→ **Task to carry out**: From the entries below, copy out every line with "муниципальных" in it.

— start Records —

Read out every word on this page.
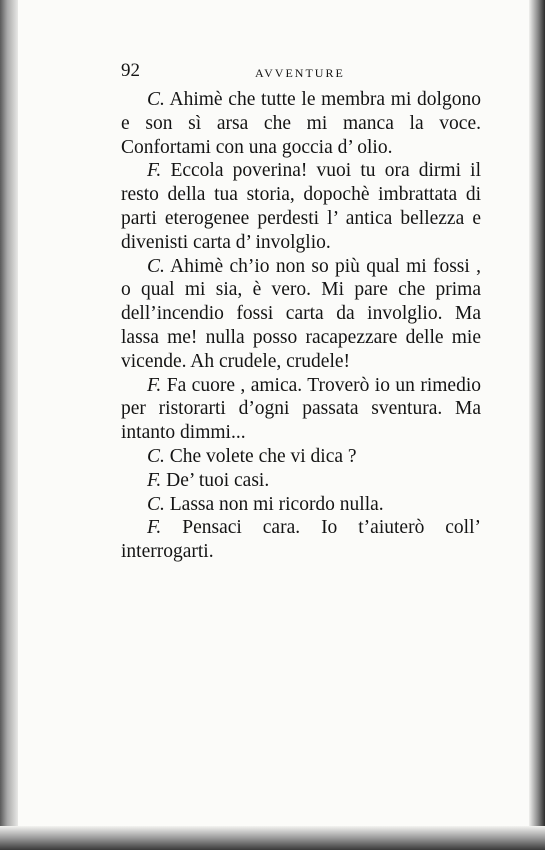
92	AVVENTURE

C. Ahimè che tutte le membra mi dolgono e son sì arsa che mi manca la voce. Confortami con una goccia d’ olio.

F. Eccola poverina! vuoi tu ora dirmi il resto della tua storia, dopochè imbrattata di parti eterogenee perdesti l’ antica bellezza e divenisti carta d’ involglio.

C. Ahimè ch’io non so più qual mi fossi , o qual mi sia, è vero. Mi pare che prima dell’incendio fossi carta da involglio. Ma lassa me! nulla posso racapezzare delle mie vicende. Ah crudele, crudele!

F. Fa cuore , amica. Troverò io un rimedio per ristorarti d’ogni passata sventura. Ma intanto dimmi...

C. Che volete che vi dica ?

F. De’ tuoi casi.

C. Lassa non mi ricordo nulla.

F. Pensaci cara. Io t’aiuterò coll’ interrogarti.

— end Records —
— start Records —

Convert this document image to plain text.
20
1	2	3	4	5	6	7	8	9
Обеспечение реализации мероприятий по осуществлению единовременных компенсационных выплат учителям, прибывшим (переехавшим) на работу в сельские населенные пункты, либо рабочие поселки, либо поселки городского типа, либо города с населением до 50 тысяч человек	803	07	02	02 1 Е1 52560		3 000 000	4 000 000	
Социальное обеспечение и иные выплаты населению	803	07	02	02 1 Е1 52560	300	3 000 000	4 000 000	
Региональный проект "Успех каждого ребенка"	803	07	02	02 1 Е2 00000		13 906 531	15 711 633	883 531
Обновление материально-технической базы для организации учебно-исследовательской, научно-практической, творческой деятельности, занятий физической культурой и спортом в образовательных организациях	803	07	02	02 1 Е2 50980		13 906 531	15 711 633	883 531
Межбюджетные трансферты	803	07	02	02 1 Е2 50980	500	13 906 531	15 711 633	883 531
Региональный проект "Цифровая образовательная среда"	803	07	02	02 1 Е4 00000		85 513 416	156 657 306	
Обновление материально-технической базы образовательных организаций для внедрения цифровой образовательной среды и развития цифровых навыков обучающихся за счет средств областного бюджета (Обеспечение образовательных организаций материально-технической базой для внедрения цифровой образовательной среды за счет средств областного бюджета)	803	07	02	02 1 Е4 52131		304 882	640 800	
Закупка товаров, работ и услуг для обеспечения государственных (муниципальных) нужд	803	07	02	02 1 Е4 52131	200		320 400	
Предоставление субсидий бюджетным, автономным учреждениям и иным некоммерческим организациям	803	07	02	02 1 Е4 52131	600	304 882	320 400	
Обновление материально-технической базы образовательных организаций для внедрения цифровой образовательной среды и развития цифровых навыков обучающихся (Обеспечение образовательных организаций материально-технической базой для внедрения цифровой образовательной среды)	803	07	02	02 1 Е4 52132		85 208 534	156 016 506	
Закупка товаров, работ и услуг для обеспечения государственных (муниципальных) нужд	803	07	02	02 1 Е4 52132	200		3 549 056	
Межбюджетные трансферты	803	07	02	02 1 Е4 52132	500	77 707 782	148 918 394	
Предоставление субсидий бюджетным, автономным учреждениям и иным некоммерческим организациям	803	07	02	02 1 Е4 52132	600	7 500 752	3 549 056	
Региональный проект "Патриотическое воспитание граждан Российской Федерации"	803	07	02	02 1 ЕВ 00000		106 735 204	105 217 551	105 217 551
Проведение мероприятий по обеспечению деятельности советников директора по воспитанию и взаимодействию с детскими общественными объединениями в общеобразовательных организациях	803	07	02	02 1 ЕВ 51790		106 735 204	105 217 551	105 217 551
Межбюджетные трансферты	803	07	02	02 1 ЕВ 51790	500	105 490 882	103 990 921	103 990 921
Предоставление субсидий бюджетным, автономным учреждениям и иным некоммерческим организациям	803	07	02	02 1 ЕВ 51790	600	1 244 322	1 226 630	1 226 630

— end Records —

→ **Output of the exercise**:
Закупка товаров, работ и услуг для обеспечения государственных (муниципальных) нужд	803	07	02	02 1 Е4 52131	200		320 400	
Закупка товаров, работ и услуг для обеспечения государственных (муниципальных) нужд	803	07	02	02 1 Е4 52132	200		3 549 056	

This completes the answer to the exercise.